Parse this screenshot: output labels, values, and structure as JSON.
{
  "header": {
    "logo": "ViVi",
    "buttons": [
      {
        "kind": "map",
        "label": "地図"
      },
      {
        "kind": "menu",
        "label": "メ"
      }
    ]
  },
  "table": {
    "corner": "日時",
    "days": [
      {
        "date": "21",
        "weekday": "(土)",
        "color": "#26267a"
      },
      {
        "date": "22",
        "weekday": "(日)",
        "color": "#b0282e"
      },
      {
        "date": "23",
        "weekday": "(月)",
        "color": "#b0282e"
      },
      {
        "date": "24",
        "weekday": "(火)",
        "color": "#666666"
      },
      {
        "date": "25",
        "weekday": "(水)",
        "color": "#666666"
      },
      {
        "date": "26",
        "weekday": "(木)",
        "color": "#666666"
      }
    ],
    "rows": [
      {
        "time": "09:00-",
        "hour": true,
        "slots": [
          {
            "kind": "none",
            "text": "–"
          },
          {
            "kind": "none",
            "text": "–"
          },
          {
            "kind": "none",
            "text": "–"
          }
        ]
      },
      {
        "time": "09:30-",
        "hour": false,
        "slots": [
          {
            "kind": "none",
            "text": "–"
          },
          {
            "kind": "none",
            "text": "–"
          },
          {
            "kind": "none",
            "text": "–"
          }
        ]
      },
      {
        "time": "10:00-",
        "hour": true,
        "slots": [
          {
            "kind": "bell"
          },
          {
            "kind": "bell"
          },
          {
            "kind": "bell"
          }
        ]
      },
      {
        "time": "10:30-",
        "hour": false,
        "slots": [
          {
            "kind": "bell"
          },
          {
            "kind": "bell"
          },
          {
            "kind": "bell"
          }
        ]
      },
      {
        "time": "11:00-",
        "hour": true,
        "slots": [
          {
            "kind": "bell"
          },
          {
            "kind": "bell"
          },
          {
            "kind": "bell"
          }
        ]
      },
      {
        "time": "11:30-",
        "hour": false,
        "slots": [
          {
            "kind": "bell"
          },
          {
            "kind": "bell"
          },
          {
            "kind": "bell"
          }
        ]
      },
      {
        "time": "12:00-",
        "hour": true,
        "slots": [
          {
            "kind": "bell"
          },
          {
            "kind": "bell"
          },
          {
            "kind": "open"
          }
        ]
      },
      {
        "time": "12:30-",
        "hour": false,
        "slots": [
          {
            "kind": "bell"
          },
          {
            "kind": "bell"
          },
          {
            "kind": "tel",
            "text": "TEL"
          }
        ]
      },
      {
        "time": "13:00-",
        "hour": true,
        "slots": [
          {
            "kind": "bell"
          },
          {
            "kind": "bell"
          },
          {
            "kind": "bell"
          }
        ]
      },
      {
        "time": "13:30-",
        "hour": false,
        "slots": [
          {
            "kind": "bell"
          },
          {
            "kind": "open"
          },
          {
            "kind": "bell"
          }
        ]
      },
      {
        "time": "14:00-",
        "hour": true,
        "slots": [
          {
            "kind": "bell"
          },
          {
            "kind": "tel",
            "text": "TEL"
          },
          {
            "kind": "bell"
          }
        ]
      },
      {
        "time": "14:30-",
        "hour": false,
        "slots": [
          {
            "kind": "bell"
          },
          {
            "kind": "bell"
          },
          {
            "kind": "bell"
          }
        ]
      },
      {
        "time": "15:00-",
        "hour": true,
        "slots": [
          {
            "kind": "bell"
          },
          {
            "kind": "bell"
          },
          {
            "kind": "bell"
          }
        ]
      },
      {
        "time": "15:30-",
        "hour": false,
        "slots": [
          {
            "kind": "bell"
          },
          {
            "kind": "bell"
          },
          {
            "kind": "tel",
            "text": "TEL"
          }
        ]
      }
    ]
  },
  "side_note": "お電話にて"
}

═══

REQUIRED WORK
Reproduce the entries above in full, verbatim.

RESULT OF THE EXERCISE
Parse this screenshot: output labels, values, and structure as JSON.
{
  "header": {
    "logo": "ViVi",
    "buttons": [
      {
        "kind": "map",
        "label": "地図"
      },
      {
        "kind": "menu",
        "label": "メ"
      }
    ]
  },
  "table": {
    "corner": "日時",
    "days": [
      {
        "date": "21",
        "weekday": "(土)",
        "color": "#26267a"
      },
      {
        "date": "22",
        "weekday": "(日)",
        "color": "#b0282e"
      },
      {
        "date": "23",
        "weekday": "(月)",
        "color": "#b0282e"
      },
      {
        "date": "24",
        "weekday": "(火)",
        "color": "#666666"
      },
      {
        "date": "25",
        "weekday": "(水)",
        "color": "#666666"
      },
      {
        "date": "26",
        "weekday": "(木)",
        "color": "#666666"
      }
    ],
    "rows": [
      {
        "time": "09:00-",
        "hour": true,
        "slots": [
          {
            "kind": "none",
            "text": "–"
          },
          {
            "kind": "none",
            "text": "–"
          },
          {
            "kind": "none",
            "text": "–"
          }
        ]
      },
      {
        "time": "09:30-",
        "hour": false,
        "slots": [
          {
            "kind": "none",
            "text": "–"
          },
          {
            "kind": "none",
            "text": "–"
          },
          {
            "kind": "none",
            "text": "–"
          }
        ]
      },
      {
        "time": "10:00-",
        "hour": true,
        "slots": [
          {
            "kind": "bell"
          },
          {
            "kind": "bell"
          },
          {
            "kind": "bell"
          }
        ]
      },
      {
        "time": "10:30-",
        "hour": false,
        "slots": [
          {
            "kind": "bell"
          },
          {
            "kind": "bell"
          },
          {
            "kind": "bell"
          }
        ]
      },
      {
        "time": "11:00-",
        "hour": true,
        "slots": [
          {
            "kind": "bell"
          },
          {
            "kind": "bell"
          },
          {
            "kind": "bell"
          }
        ]
      },
      {
        "time": "11:30-",
        "hour": false,
        "slots": [
          {
            "kind": "bell"
          },
          {
            "kind": "bell"
          },
          {
            "kind": "bell"
          }
        ]
      },
      {
        "time": "12:00-",
        "hour": true,
        "slots": [
          {
            "kind": "bell"
          },
          {
            "kind": "bell"
          },
          {
            "kind": "open"
          }
        ]
      },
      {
        "time": "12:30-",
        "hour": false,
        "slots": [
          {
            "kind": "bell"
          },
          {
            "kind": "bell"
          },
          {
            "kind": "tel",
            "text": "TEL"
          }
        ]
      },
      {
        "time": "13:00-",
        "hour": true,
        "slots": [
          {
            "kind": "bell"
          },
          {
            "kind": "bell"
          },
          {
            "kind": "bell"
          }
        ]
      },
      {
        "time": "13:30-",
        "hour": false,
        "slots": [
          {
            "kind": "bell"
          },
          {
            "kind": "open"
          },
          {
            "kind": "bell"
          }
        ]
      },
      {
        "time": "14:00-",
        "hour": true,
        "slots": [
          {
            "kind": "bell"
          },
          {
            "kind": "tel",
            "text": "TEL"
          },
          {
            "kind": "bell"
          }
        ]
      },
      {
        "time": "14:30-",
        "hour": false,
        "slots": [
          {
            "kind": "bell"
          },
          {
            "kind": "bell"
          },
          {
            "kind": "bell"
          }
        ]
      },
      {
        "time": "15:00-",
        "hour": true,
        "slots": [
          {
            "kind": "bell"
          },
          {
            "kind": "bell"
          },
          {
            "kind": "bell"
          }
        ]
      },
      {
        "time": "15:30-",
        "hour": false,
        "slots": [
          {
            "kind": "bell"
          },
          {
            "kind": "bell"
          },
          {
            "kind": "tel",
            "text": "TEL"
          }
        ]
      }
    ]
  },
  "side_note": "お電話にて"
}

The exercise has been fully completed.